TEXTE RETENU
::::

La juridiction administrative française comprend des tribunaux administratifs, des cours administratives d'appel et le Conseil d'État.
Les décrets, les actes réglementaires des ministres, les décisions des organismes collégiaux à compétence nationale, les litiges relatifs à la situation individuelle des hauts fonctionnaires et le contentieux des élections européennes et régionales relèvent en premier et en dernier ressort du Conseil d'État.
Les tribunaux administratifs ont une compétence de principe en première instance pour tous les autres actes dans le cadre de leur compétence territoriale. Leurs décisions peuvent être contestées en appel devant les cours administratives d'appel, sauf quelques catégories d'affaires relevant en appel du Conseil d'État.

::::

TRAVAIL DEMANDÉ
D'après le texte retenu ci-dessus, quelles matières relèvent en premier et en dernier ressort du Conseil d'État ? Donnez-les toutes.

::::

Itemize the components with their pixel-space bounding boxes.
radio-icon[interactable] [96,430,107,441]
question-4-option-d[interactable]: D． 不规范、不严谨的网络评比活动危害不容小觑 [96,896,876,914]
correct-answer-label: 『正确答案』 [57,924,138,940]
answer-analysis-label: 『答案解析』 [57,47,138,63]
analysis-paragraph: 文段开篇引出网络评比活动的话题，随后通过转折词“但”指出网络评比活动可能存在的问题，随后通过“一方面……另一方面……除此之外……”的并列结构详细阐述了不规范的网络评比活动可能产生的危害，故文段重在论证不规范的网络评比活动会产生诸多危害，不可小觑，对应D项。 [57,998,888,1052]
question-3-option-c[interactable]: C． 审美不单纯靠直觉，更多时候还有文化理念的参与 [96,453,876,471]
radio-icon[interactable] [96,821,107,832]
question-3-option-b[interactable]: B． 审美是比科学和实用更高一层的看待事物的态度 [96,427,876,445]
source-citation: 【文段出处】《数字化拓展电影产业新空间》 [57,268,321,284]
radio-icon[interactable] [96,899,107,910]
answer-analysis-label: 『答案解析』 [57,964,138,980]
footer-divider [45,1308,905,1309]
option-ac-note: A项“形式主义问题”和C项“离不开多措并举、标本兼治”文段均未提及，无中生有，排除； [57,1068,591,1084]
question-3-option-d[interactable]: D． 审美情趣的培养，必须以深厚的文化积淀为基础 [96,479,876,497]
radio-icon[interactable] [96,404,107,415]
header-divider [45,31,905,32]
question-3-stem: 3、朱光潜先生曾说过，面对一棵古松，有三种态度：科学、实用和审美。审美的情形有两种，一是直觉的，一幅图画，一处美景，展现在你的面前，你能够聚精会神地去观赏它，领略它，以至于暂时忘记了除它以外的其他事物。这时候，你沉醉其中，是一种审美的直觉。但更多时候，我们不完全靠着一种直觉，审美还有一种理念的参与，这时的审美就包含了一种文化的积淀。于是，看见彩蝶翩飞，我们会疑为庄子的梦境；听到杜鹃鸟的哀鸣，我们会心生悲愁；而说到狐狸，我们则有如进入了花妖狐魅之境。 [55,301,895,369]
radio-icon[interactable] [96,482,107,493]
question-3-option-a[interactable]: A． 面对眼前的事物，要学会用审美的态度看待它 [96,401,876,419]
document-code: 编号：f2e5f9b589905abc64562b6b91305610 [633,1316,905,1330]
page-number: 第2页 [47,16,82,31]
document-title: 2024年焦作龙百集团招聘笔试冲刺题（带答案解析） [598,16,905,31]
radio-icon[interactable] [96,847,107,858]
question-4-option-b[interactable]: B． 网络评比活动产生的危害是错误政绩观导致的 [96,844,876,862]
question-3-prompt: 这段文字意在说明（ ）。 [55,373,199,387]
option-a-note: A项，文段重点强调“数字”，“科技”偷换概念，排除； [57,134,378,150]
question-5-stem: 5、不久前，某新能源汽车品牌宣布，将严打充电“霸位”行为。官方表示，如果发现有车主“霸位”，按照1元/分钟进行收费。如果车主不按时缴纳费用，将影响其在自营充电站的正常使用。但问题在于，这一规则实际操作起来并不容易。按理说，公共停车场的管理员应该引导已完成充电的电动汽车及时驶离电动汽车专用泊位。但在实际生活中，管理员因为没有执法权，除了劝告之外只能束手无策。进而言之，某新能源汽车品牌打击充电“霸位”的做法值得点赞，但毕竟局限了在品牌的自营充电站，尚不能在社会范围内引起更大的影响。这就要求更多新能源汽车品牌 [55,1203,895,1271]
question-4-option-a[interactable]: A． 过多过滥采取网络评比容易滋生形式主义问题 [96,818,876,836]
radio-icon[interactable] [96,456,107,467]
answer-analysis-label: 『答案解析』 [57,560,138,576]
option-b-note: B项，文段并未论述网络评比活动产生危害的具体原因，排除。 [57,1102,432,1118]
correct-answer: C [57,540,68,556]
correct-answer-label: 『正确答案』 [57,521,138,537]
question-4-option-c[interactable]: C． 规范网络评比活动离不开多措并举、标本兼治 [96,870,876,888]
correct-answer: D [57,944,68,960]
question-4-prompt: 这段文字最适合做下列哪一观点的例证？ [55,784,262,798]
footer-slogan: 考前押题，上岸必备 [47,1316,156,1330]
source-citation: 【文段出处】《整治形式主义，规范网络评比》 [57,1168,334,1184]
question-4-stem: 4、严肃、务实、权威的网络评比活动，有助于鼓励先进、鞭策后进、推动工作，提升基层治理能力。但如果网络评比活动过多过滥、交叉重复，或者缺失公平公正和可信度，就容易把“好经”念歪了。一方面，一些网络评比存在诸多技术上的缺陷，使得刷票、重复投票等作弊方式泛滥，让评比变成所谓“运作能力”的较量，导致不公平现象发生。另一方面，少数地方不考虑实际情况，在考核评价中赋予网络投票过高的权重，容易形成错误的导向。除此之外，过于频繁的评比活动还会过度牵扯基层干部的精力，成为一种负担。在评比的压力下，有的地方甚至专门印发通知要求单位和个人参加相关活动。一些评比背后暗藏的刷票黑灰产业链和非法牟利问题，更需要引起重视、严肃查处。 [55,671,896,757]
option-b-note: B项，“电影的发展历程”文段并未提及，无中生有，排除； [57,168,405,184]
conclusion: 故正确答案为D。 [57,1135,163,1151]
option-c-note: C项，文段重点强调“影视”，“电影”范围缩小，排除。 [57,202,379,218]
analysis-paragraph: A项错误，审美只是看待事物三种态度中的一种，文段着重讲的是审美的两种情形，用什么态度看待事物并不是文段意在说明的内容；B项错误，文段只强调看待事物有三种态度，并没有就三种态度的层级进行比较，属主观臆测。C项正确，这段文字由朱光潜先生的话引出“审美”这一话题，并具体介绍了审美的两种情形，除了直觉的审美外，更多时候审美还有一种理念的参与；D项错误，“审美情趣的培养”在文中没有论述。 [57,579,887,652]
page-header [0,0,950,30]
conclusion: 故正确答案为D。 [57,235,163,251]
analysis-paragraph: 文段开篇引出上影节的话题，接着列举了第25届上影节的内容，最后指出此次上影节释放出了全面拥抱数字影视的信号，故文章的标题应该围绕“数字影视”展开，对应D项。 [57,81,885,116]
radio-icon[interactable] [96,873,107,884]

::::

RÉPONSE ATTENDUE
- les décrets
- les actes réglementaires des ministres
- les décisions des organismes collégiaux à compétence nationale
- les litiges relatifs à la situation individuelle des hauts fonctionnaires
- le contentieux des élections européennes et régionales